◆ **INSTRUCTIONS FOR THE TASK**
Repeat the material exactly, every line of it.

◆ **GIVEN INFORMATION**
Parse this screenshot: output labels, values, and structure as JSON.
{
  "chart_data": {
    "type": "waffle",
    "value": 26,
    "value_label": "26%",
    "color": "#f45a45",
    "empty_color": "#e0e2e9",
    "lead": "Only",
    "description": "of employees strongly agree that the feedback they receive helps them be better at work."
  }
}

◆ **TASK RESPONSE**
Parse this screenshot: output labels, values, and structure as JSON.
{
  "chart_data": {
    "type": "waffle",
    "value": 26,
    "value_label": "26%",
    "color": "#f45a45",
    "empty_color": "#e0e2e9",
    "lead": "Only",
    "description": "of employees strongly agree that the feedback they receive helps them be better at work."
  }
}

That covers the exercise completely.